▶ WHAT YOU SHOULD DO: Output the full material exactly as it appears here.

-- Begin THE INPUT --

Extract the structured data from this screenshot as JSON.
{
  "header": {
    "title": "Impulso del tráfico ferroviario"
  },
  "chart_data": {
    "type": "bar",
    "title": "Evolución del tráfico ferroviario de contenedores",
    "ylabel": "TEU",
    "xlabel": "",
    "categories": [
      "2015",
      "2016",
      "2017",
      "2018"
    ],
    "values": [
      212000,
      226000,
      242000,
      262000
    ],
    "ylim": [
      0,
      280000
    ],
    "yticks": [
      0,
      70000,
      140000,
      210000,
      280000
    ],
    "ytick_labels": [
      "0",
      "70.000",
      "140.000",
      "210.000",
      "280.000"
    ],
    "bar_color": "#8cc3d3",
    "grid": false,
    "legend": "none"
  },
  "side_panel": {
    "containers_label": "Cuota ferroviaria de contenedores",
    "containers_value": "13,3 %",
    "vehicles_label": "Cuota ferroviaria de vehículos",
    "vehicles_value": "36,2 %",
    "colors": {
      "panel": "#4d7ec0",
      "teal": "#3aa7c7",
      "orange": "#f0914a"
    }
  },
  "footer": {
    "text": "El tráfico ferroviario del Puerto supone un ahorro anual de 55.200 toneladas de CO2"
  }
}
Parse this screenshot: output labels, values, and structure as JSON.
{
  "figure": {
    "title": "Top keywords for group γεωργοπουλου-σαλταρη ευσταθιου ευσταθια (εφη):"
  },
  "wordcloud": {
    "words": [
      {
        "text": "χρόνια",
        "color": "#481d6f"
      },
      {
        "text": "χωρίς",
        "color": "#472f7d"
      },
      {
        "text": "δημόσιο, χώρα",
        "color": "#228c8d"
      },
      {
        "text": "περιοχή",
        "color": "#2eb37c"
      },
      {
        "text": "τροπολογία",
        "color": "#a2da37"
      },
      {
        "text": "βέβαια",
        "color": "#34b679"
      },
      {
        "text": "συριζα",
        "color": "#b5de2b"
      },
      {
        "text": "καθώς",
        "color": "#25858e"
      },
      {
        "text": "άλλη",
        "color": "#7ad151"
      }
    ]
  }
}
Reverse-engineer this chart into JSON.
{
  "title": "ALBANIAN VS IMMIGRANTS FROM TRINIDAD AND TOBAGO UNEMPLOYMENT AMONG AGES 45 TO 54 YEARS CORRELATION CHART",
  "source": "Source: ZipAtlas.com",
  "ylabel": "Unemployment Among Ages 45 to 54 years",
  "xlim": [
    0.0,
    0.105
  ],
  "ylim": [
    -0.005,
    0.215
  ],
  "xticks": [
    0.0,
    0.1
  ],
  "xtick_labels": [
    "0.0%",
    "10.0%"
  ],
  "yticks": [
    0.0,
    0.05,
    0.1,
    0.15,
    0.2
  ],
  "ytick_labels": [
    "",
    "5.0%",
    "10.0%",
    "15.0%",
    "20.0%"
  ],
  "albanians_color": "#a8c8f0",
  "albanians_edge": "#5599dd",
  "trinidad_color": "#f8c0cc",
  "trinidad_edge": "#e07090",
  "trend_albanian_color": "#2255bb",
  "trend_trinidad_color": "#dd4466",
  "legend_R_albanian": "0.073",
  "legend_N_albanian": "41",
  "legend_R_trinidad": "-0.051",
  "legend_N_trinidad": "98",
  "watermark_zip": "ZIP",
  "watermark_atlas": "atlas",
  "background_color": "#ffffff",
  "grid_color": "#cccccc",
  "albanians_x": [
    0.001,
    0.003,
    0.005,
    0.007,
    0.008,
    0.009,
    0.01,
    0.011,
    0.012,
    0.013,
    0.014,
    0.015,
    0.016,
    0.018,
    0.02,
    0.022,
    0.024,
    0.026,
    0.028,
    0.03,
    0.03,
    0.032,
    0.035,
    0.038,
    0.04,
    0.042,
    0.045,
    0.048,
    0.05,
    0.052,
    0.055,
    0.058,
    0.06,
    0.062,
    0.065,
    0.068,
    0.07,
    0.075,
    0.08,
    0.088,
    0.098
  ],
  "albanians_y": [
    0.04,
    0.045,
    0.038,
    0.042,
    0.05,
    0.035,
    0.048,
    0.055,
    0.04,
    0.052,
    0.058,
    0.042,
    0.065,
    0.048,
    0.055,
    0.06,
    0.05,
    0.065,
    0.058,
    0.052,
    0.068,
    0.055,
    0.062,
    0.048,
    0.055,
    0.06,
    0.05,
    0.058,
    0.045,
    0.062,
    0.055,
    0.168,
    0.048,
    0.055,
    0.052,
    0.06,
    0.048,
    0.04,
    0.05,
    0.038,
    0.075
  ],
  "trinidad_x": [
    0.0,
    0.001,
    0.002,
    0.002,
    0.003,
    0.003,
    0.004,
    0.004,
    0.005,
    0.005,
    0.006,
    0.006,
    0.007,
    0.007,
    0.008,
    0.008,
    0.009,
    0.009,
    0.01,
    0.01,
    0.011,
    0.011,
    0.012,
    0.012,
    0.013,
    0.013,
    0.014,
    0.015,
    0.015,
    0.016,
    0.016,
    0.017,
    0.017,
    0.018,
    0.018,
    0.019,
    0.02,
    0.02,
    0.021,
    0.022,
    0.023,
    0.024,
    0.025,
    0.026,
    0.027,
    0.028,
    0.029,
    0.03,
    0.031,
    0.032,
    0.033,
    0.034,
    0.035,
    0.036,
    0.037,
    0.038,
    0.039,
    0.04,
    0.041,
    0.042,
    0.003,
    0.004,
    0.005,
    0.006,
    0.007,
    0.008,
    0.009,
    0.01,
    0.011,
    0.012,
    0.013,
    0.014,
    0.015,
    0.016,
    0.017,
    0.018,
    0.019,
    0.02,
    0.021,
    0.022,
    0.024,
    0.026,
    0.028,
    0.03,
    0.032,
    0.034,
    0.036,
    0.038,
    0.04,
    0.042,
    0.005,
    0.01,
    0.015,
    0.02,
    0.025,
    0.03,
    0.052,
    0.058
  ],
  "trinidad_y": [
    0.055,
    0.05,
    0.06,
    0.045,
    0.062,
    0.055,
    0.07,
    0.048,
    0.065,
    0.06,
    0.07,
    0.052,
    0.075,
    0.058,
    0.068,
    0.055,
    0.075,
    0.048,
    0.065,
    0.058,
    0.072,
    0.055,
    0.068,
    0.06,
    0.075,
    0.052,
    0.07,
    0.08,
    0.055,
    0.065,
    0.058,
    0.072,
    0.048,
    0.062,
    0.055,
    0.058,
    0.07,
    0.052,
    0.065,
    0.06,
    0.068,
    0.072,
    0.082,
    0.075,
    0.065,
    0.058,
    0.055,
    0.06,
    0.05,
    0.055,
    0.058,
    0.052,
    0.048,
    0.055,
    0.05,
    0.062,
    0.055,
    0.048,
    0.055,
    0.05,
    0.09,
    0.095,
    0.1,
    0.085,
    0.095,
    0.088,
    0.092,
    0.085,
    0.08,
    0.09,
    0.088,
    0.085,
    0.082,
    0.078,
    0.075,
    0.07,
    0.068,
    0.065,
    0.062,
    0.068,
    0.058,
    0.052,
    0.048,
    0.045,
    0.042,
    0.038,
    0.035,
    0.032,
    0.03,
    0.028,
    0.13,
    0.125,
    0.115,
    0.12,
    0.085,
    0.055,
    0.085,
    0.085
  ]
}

-- End THE INPUT --

▶ RESPONSE:
Extract the structured data from this screenshot as JSON.
{
  "header": {
    "title": "Impulso del tráfico ferroviario"
  },
  "chart_data": {
    "type": "bar",
    "title": "Evolución del tráfico ferroviario de contenedores",
    "ylabel": "TEU",
    "xlabel": "",
    "categories": [
      "2015",
      "2016",
      "2017",
      "2018"
    ],
    "values": [
      212000,
      226000,
      242000,
      262000
    ],
    "ylim": [
      0,
      280000
    ],
    "yticks": [
      0,
      70000,
      140000,
      210000,
      280000
    ],
    "ytick_labels": [
      "0",
      "70.000",
      "140.000",
      "210.000",
      "280.000"
    ],
    "bar_color": "#8cc3d3",
    "grid": false,
    "legend": "none"
  },
  "side_panel": {
    "containers_label": "Cuota ferroviaria de contenedores",
    "containers_value": "13,3 %",
    "vehicles_label": "Cuota ferroviaria de vehículos",
    "vehicles_value": "36,2 %",
    "colors": {
      "panel": "#4d7ec0",
      "teal": "#3aa7c7",
      "orange": "#f0914a"
    }
  },
  "footer": {
    "text": "El tráfico ferroviario del Puerto supone un ahorro anual de 55.200 toneladas de CO2"
  }
}
Parse this screenshot: output labels, values, and structure as JSON.
{
  "figure": {
    "title": "Top keywords for group γεωργοπουλου-σαλταρη ευσταθιου ευσταθια (εφη):"
  },
  "wordcloud": {
    "words": [
      {
        "text": "χρόνια",
        "color": "#481d6f"
      },
      {
        "text": "χωρίς",
        "color": "#472f7d"
      },
      {
        "text": "δημόσιο, χώρα",
        "color": "#228c8d"
      },
      {
        "text": "περιοχή",
        "color": "#2eb37c"
      },
      {
        "text": "τροπολογία",
        "color": "#a2da37"
      },
      {
        "text": "βέβαια",
        "color": "#34b679"
      },
      {
        "text": "συριζα",
        "color": "#b5de2b"
      },
      {
        "text": "καθώς",
        "color": "#25858e"
      },
      {
        "text": "άλλη",
        "color": "#7ad151"
      }
    ]
  }
}
Reverse-engineer this chart into JSON.
{
  "title": "ALBANIAN VS IMMIGRANTS FROM TRINIDAD AND TOBAGO UNEMPLOYMENT AMONG AGES 45 TO 54 YEARS CORRELATION CHART",
  "source": "Source: ZipAtlas.com",
  "ylabel": "Unemployment Among Ages 45 to 54 years",
  "xlim": [
    0.0,
    0.105
  ],
  "ylim": [
    -0.005,
    0.215
  ],
  "xticks": [
    0.0,
    0.1
  ],
  "xtick_labels": [
    "0.0%",
    "10.0%"
  ],
  "yticks": [
    0.0,
    0.05,
    0.1,
    0.15,
    0.2
  ],
  "ytick_labels": [
    "",
    "5.0%",
    "10.0%",
    "15.0%",
    "20.0%"
  ],
  "albanians_color": "#a8c8f0",
  "albanians_edge": "#5599dd",
  "trinidad_color": "#f8c0cc",
  "trinidad_edge": "#e07090",
  "trend_albanian_color": "#2255bb",
  "trend_trinidad_color": "#dd4466",
  "legend_R_albanian": "0.073",
  "legend_N_albanian": "41",
  "legend_R_trinidad": "-0.051",
  "legend_N_trinidad": "98",
  "watermark_zip": "ZIP",
  "watermark_atlas": "atlas",
  "background_color": "#ffffff",
  "grid_color": "#cccccc",
  "albanians_x": [
    0.001,
    0.003,
    0.005,
    0.007,
    0.008,
    0.009,
    0.01,
    0.011,
    0.012,
    0.013,
    0.014,
    0.015,
    0.016,
    0.018,
    0.02,
    0.022,
    0.024,
    0.026,
    0.028,
    0.03,
    0.03,
    0.032,
    0.035,
    0.038,
    0.04,
    0.042,
    0.045,
    0.048,
    0.05,
    0.052,
    0.055,
    0.058,
    0.06,
    0.062,
    0.065,
    0.068,
    0.07,
    0.075,
    0.08,
    0.088,
    0.098
  ],
  "albanians_y": [
    0.04,
    0.045,
    0.038,
    0.042,
    0.05,
    0.035,
    0.048,
    0.055,
    0.04,
    0.052,
    0.058,
    0.042,
    0.065,
    0.048,
    0.055,
    0.06,
    0.05,
    0.065,
    0.058,
    0.052,
    0.068,
    0.055,
    0.062,
    0.048,
    0.055,
    0.06,
    0.05,
    0.058,
    0.045,
    0.062,
    0.055,
    0.168,
    0.048,
    0.055,
    0.052,
    0.06,
    0.048,
    0.04,
    0.05,
    0.038,
    0.075
  ],
  "trinidad_x": [
    0.0,
    0.001,
    0.002,
    0.002,
    0.003,
    0.003,
    0.004,
    0.004,
    0.005,
    0.005,
    0.006,
    0.006,
    0.007,
    0.007,
    0.008,
    0.008,
    0.009,
    0.009,
    0.01,
    0.01,
    0.011,
    0.011,
    0.012,
    0.012,
    0.013,
    0.013,
    0.014,
    0.015,
    0.015,
    0.016,
    0.016,
    0.017,
    0.017,
    0.018,
    0.018,
    0.019,
    0.02,
    0.02,
    0.021,
    0.022,
    0.023,
    0.024,
    0.025,
    0.026,
    0.027,
    0.028,
    0.029,
    0.03,
    0.031,
    0.032,
    0.033,
    0.034,
    0.035,
    0.036,
    0.037,
    0.038,
    0.039,
    0.04,
    0.041,
    0.042,
    0.003,
    0.004,
    0.005,
    0.006,
    0.007,
    0.008,
    0.009,
    0.01,
    0.011,
    0.012,
    0.013,
    0.014,
    0.015,
    0.016,
    0.017,
    0.018,
    0.019,
    0.02,
    0.021,
    0.022,
    0.024,
    0.026,
    0.028,
    0.03,
    0.032,
    0.034,
    0.036,
    0.038,
    0.04,
    0.042,
    0.005,
    0.01,
    0.015,
    0.02,
    0.025,
    0.03,
    0.052,
    0.058
  ],
  "trinidad_y": [
    0.055,
    0.05,
    0.06,
    0.045,
    0.062,
    0.055,
    0.07,
    0.048,
    0.065,
    0.06,
    0.07,
    0.052,
    0.075,
    0.058,
    0.068,
    0.055,
    0.075,
    0.048,
    0.065,
    0.058,
    0.072,
    0.055,
    0.068,
    0.06,
    0.075,
    0.052,
    0.07,
    0.08,
    0.055,
    0.065,
    0.058,
    0.072,
    0.048,
    0.062,
    0.055,
    0.058,
    0.07,
    0.052,
    0.065,
    0.06,
    0.068,
    0.072,
    0.082,
    0.075,
    0.065,
    0.058,
    0.055,
    0.06,
    0.05,
    0.055,
    0.058,
    0.052,
    0.048,
    0.055,
    0.05,
    0.062,
    0.055,
    0.048,
    0.055,
    0.05,
    0.09,
    0.095,
    0.1,
    0.085,
    0.095,
    0.088,
    0.092,
    0.085,
    0.08,
    0.09,
    0.088,
    0.085,
    0.082,
    0.078,
    0.075,
    0.07,
    0.068,
    0.065,
    0.062,
    0.068,
    0.058,
    0.052,
    0.048,
    0.045,
    0.042,
    0.038,
    0.035,
    0.032,
    0.03,
    0.028,
    0.13,
    0.125,
    0.115,
    0.12,
    0.085,
    0.055,
    0.085,
    0.085
  ]
}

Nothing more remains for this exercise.